◆ **Your instructions**
Restate every line of the material, word for word.

(Figure contents as structured data)
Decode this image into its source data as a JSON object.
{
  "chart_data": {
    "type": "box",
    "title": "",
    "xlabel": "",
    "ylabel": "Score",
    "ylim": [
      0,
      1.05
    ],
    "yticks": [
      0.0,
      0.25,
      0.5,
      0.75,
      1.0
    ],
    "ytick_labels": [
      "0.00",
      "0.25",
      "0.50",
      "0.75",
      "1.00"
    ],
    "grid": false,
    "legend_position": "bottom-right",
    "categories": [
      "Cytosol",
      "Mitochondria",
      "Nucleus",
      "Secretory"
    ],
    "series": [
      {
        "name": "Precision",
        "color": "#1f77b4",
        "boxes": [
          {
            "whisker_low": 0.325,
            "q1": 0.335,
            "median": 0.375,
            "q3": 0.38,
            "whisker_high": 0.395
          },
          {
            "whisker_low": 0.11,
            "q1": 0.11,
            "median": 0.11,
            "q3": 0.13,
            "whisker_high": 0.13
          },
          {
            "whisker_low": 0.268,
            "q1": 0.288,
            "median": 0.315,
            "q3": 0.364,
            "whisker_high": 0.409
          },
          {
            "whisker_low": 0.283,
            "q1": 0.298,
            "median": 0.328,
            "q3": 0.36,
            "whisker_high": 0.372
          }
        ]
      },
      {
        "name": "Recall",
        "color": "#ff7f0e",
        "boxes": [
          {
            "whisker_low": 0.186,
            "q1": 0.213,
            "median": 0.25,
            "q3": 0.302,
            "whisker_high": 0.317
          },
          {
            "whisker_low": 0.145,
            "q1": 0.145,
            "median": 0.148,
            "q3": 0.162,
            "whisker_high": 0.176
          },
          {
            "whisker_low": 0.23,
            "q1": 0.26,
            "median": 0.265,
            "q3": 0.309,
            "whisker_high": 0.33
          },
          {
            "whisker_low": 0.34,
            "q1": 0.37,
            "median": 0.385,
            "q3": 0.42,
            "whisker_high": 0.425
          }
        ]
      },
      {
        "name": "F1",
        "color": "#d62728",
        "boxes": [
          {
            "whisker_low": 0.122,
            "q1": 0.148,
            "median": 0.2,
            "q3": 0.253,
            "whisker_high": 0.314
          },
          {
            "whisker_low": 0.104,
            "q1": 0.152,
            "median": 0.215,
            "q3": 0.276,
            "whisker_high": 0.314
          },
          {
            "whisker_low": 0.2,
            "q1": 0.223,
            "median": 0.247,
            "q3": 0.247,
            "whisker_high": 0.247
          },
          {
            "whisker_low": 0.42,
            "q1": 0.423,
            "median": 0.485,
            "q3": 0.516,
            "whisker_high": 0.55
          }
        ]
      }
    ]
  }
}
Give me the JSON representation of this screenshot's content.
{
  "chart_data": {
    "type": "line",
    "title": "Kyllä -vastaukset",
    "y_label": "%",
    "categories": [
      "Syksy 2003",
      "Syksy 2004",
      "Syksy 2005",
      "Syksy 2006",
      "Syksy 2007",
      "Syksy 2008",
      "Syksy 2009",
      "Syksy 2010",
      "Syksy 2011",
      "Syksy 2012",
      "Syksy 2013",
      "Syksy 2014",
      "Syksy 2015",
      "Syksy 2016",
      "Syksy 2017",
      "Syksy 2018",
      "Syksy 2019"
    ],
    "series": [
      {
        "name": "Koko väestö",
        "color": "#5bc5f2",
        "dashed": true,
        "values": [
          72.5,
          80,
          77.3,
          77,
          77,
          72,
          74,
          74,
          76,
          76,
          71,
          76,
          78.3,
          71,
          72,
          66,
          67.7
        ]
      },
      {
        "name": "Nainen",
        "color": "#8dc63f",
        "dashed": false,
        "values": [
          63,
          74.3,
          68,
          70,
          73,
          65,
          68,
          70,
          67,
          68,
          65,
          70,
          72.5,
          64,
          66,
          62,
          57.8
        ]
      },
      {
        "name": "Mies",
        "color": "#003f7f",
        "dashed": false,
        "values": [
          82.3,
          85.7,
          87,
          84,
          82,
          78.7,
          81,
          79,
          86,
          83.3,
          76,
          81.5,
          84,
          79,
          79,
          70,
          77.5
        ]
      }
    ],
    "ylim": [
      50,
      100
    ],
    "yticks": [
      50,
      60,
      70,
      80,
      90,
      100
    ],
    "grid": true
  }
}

◆ **Output of the task**
Decode this image into its source data as a JSON object.
{
  "chart_data": {
    "type": "box",
    "title": "",
    "xlabel": "",
    "ylabel": "Score",
    "ylim": [
      0,
      1.05
    ],
    "yticks": [
      0.0,
      0.25,
      0.5,
      0.75,
      1.0
    ],
    "ytick_labels": [
      "0.00",
      "0.25",
      "0.50",
      "0.75",
      "1.00"
    ],
    "grid": false,
    "legend_position": "bottom-right",
    "categories": [
      "Cytosol",
      "Mitochondria",
      "Nucleus",
      "Secretory"
    ],
    "series": [
      {
        "name": "Precision",
        "color": "#1f77b4",
        "boxes": [
          {
            "whisker_low": 0.325,
            "q1": 0.335,
            "median": 0.375,
            "q3": 0.38,
            "whisker_high": 0.395
          },
          {
            "whisker_low": 0.11,
            "q1": 0.11,
            "median": 0.11,
            "q3": 0.13,
            "whisker_high": 0.13
          },
          {
            "whisker_low": 0.268,
            "q1": 0.288,
            "median": 0.315,
            "q3": 0.364,
            "whisker_high": 0.409
          },
          {
            "whisker_low": 0.283,
            "q1": 0.298,
            "median": 0.328,
            "q3": 0.36,
            "whisker_high": 0.372
          }
        ]
      },
      {
        "name": "Recall",
        "color": "#ff7f0e",
        "boxes": [
          {
            "whisker_low": 0.186,
            "q1": 0.213,
            "median": 0.25,
            "q3": 0.302,
            "whisker_high": 0.317
          },
          {
            "whisker_low": 0.145,
            "q1": 0.145,
            "median": 0.148,
            "q3": 0.162,
            "whisker_high": 0.176
          },
          {
            "whisker_low": 0.23,
            "q1": 0.26,
            "median": 0.265,
            "q3": 0.309,
            "whisker_high": 0.33
          },
          {
            "whisker_low": 0.34,
            "q1": 0.37,
            "median": 0.385,
            "q3": 0.42,
            "whisker_high": 0.425
          }
        ]
      },
      {
        "name": "F1",
        "color": "#d62728",
        "boxes": [
          {
            "whisker_low": 0.122,
            "q1": 0.148,
            "median": 0.2,
            "q3": 0.253,
            "whisker_high": 0.314
          },
          {
            "whisker_low": 0.104,
            "q1": 0.152,
            "median": 0.215,
            "q3": 0.276,
            "whisker_high": 0.314
          },
          {
            "whisker_low": 0.2,
            "q1": 0.223,
            "median": 0.247,
            "q3": 0.247,
            "whisker_high": 0.247
          },
          {
            "whisker_low": 0.42,
            "q1": 0.423,
            "median": 0.485,
            "q3": 0.516,
            "whisker_high": 0.55
          }
        ]
      }
    ]
  }
}
Give me the JSON representation of this screenshot's content.
{
  "chart_data": {
    "type": "line",
    "title": "Kyllä -vastaukset",
    "y_label": "%",
    "categories": [
      "Syksy 2003",
      "Syksy 2004",
      "Syksy 2005",
      "Syksy 2006",
      "Syksy 2007",
      "Syksy 2008",
      "Syksy 2009",
      "Syksy 2010",
      "Syksy 2011",
      "Syksy 2012",
      "Syksy 2013",
      "Syksy 2014",
      "Syksy 2015",
      "Syksy 2016",
      "Syksy 2017",
      "Syksy 2018",
      "Syksy 2019"
    ],
    "series": [
      {
        "name": "Koko väestö",
        "color": "#5bc5f2",
        "dashed": true,
        "values": [
          72.5,
          80,
          77.3,
          77,
          77,
          72,
          74,
          74,
          76,
          76,
          71,
          76,
          78.3,
          71,
          72,
          66,
          67.7
        ]
      },
      {
        "name": "Nainen",
        "color": "#8dc63f",
        "dashed": false,
        "values": [
          63,
          74.3,
          68,
          70,
          73,
          65,
          68,
          70,
          67,
          68,
          65,
          70,
          72.5,
          64,
          66,
          62,
          57.8
        ]
      },
      {
        "name": "Mies",
        "color": "#003f7f",
        "dashed": false,
        "values": [
          82.3,
          85.7,
          87,
          84,
          82,
          78.7,
          81,
          79,
          86,
          83.3,
          76,
          81.5,
          84,
          79,
          79,
          70,
          77.5
        ]
      }
    ],
    "ylim": [
      50,
      100
    ],
    "yticks": [
      50,
      60,
      70,
      80,
      90,
      100
    ],
    "grid": true
  }
}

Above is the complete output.